Your task is to give the number of lines in the listing that include "吃鸡信镜模拟器", and nothing else.

Begin INPUT RECORDS

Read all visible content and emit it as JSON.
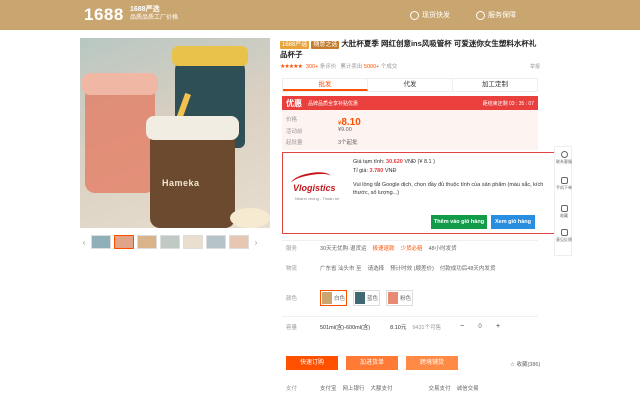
{
  "header": {
    "logo": "1688",
    "sub_title": "1688严选",
    "sub_tagline": "品质品质工厂价格",
    "right_links": [
      "现货快发",
      "服务保障"
    ]
  },
  "product": {
    "badges": [
      "1688严选",
      "随意之选"
    ],
    "title": "大肚杯夏季 网红创意ins风吸管杯 可爱迷你女生塑料水杯礼品杯子",
    "cup_brand": "Hameka",
    "rating_stars": "★★★★★",
    "reviews_count": "300+",
    "reviews_label": "条评价",
    "sold_label": "累计卖出",
    "sold_count": "5000+",
    "sold_unit": "个成交",
    "report": "举报"
  },
  "tabs": [
    {
      "label": "批发",
      "active": true
    },
    {
      "label": "代发",
      "active": false
    },
    {
      "label": "加工定制",
      "active": false
    }
  ],
  "promo": {
    "label": "优惠",
    "text": "品牌品质全享补贴优惠",
    "countdown": "距结束还剩 03 : 35 : 07"
  },
  "price": {
    "label": "价格",
    "currency": "¥",
    "value": "8.10",
    "activity_label": "活动前",
    "activity_value": "¥9.00",
    "moq_label": "起批量",
    "moq_value": "3个起批"
  },
  "overlay": {
    "logo_text": "Vlogistics",
    "logo_sub": "Nhanh chóng - Thuận lợi",
    "price_label": "Giá tạm tính:",
    "price_vnd": "30.620",
    "price_vnd_unit": "VNĐ",
    "price_cny": "(¥ 8.1 )",
    "rate_label": "Tỉ giá:",
    "rate_value": "3.780",
    "rate_unit": "VNĐ",
    "message": "Vui lòng tắt Google dịch, chọn đầy đủ thuộc tính của sản phẩm (màu sắc, kích thước, số lượng...)",
    "add_cart": "Thêm vào giỏ hàng",
    "view_cart": "Xem giỏ hàng"
  },
  "sidebar": [
    {
      "label": "联系客服"
    },
    {
      "label": "手机下单"
    },
    {
      "label": "收藏"
    },
    {
      "label": "意见反馈"
    }
  ],
  "service": {
    "label": "服务",
    "items": [
      "30天无忧购·退货运",
      "极速退款",
      "少货必赔",
      "48小时发货"
    ]
  },
  "logistics": {
    "label": "物流",
    "from": "广东省 汕头市 至",
    "dest": "请选择",
    "option": "预计时效 (顺差价)",
    "note": "付款成功后48天内发货"
  },
  "color": {
    "label": "颜色",
    "options": [
      {
        "name": "白色",
        "selected": true,
        "color": "#c9a56f"
      },
      {
        "name": "蓝色",
        "selected": false,
        "color": "#3f6a73"
      },
      {
        "name": "粉色",
        "selected": false,
        "color": "#e98a74"
      }
    ]
  },
  "capacity": {
    "label": "容量",
    "value": "501ml(含)-600ml(含)",
    "unit_price": "8.10元",
    "stock": "9431个可售",
    "qty": "0",
    "minus": "−",
    "plus": "+"
  },
  "actions": {
    "buy": "快速订购",
    "cart": "加进货单",
    "compare": "跨境铺货",
    "favorite": "收藏(386)"
  },
  "payment": {
    "label": "支付",
    "methods": [
      "支付宝",
      "网上银行",
      "大额支付"
    ],
    "more": "交易支付",
    "guarantee": "诚信交易"
  }
}
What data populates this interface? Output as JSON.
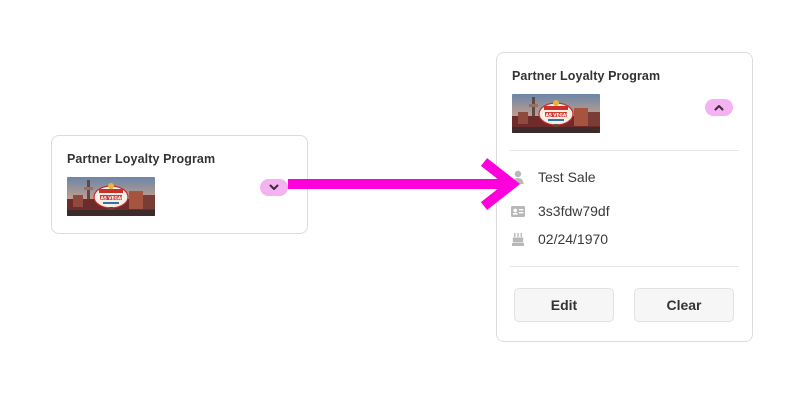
{
  "collapsed_card": {
    "title": "Partner Loyalty Program",
    "image": "las-vegas-sign-thumbnail",
    "toggle_icon": "chevron-down-icon"
  },
  "expanded_card": {
    "title": "Partner Loyalty Program",
    "image": "las-vegas-sign-thumbnail",
    "toggle_icon": "chevron-up-icon",
    "details": [
      {
        "icon": "person-icon",
        "text": "Test Sale"
      },
      {
        "icon": "id-card-icon",
        "text": "3s3fdw79df"
      },
      {
        "icon": "birthday-cake-icon",
        "text": "02/24/1970"
      }
    ],
    "buttons": {
      "edit_label": "Edit",
      "clear_label": "Clear"
    }
  },
  "colors": {
    "arrow": "#ff00dc",
    "toggle_bg": "#f4b2f0",
    "card_border": "#dcdcdc",
    "icon_gray": "#b8b8b8"
  }
}
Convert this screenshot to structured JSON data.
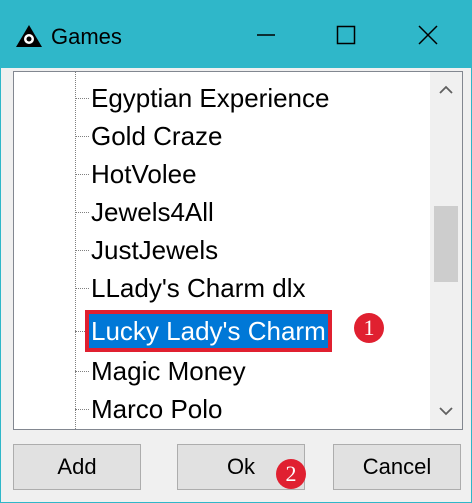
{
  "window": {
    "title": "Games",
    "icon": "game-logo-icon",
    "controls": [
      "minimize-icon",
      "maximize-icon",
      "close-icon"
    ]
  },
  "games_list": {
    "items": [
      {
        "label": "Egyptian Experience",
        "selected": false
      },
      {
        "label": "Gold Craze",
        "selected": false
      },
      {
        "label": "HotVolee",
        "selected": false
      },
      {
        "label": "Jewels4All",
        "selected": false
      },
      {
        "label": "JustJewels",
        "selected": false
      },
      {
        "label": "LLady's Charm dlx",
        "selected": false
      },
      {
        "label": "Lucky Lady's Charm",
        "selected": true
      },
      {
        "label": "Magic Money",
        "selected": false
      },
      {
        "label": "Marco Polo",
        "selected": false
      }
    ]
  },
  "buttons": {
    "add": "Add",
    "ok": "Ok",
    "cancel": "Cancel"
  },
  "annotations": {
    "step1": "1",
    "step2": "2"
  },
  "colors": {
    "titlebar": "#2fb7c9",
    "selection": "#0078d7",
    "highlight": "#e02030"
  }
}
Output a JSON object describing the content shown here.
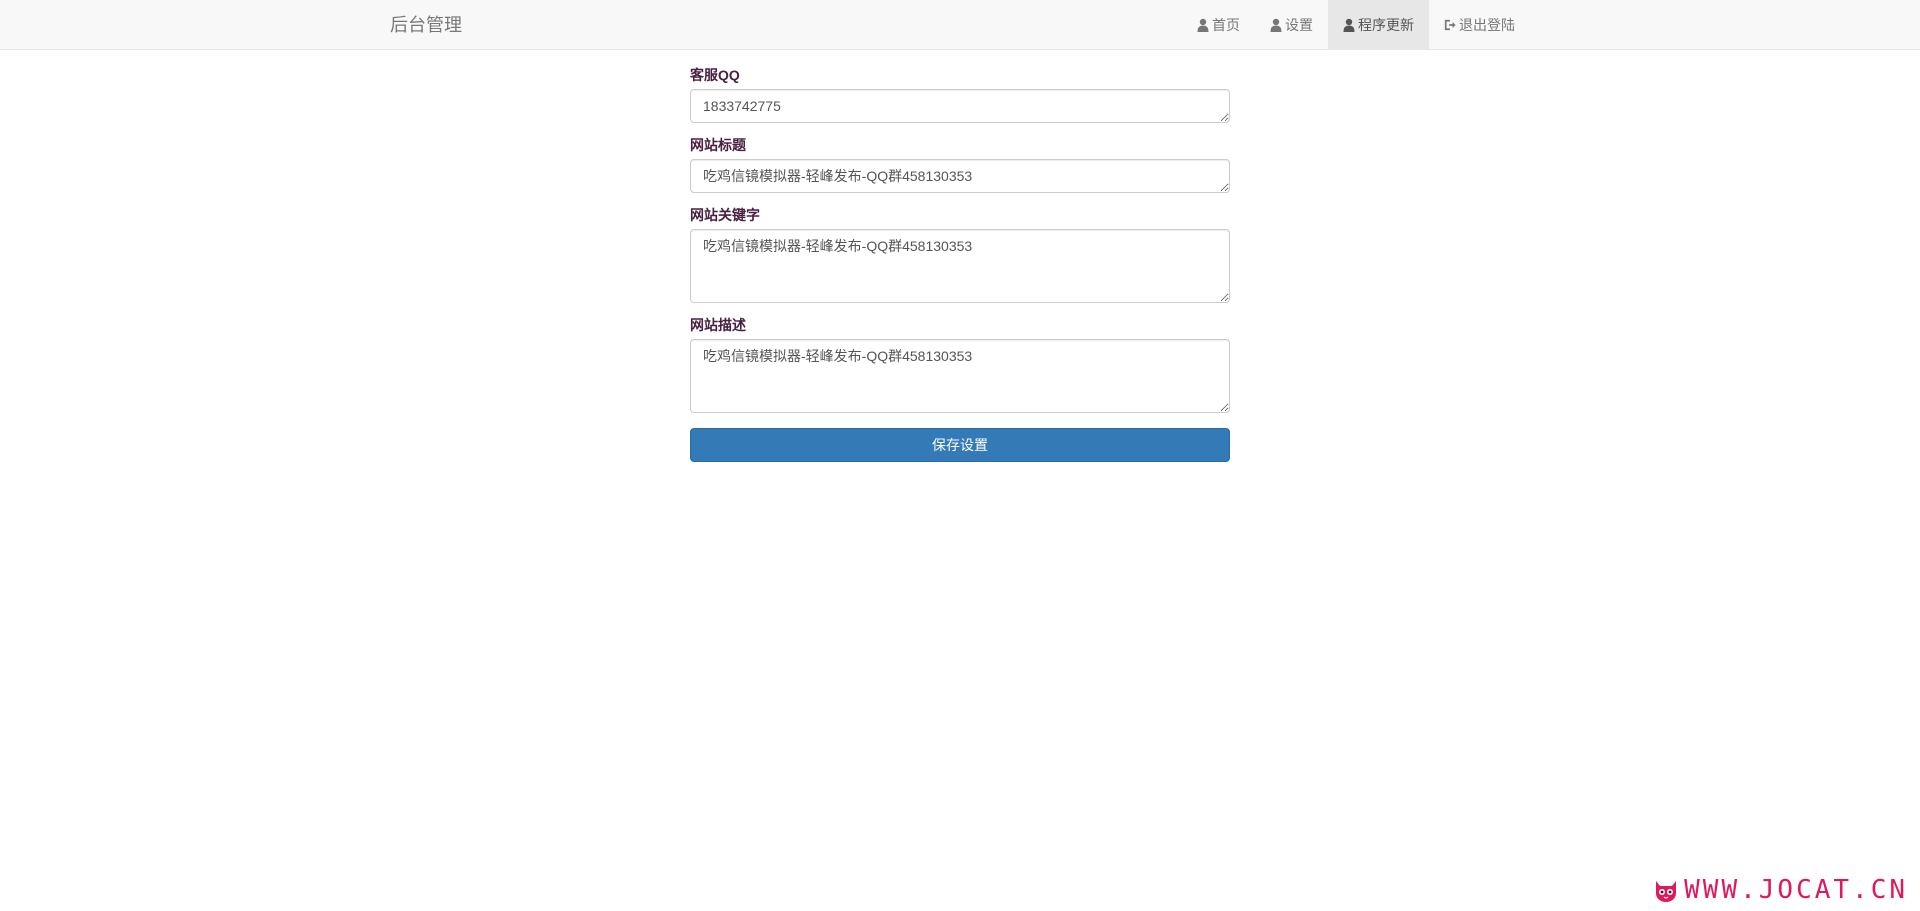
{
  "navbar": {
    "brand": "后台管理",
    "items": [
      {
        "label": "首页",
        "icon": "user-icon",
        "active": false
      },
      {
        "label": "设置",
        "icon": "user-icon",
        "active": false
      },
      {
        "label": "程序更新",
        "icon": "user-icon",
        "active": true
      },
      {
        "label": "退出登陆",
        "icon": "logout-icon",
        "active": false
      }
    ]
  },
  "form": {
    "qq_label": "客服QQ",
    "qq_value": "1833742775",
    "title_label": "网站标题",
    "title_value": "吃鸡信镜模拟器-轻峰发布-QQ群458130353",
    "keywords_label": "网站关键字",
    "keywords_value": "吃鸡信镜模拟器-轻峰发布-QQ群458130353",
    "description_label": "网站描述",
    "description_value": "吃鸡信镜模拟器-轻峰发布-QQ群458130353",
    "save_label": "保存设置"
  },
  "watermark": {
    "text": "WWW.JOCAT.CN",
    "color": "#e0185f"
  },
  "colors": {
    "primary": "#337ab7",
    "navbar_bg": "#f8f8f8",
    "active_tab_bg": "#e7e7e7"
  }
}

End INPUT RECORDS

• **SOLUTION TO THIS PROBLEM**
3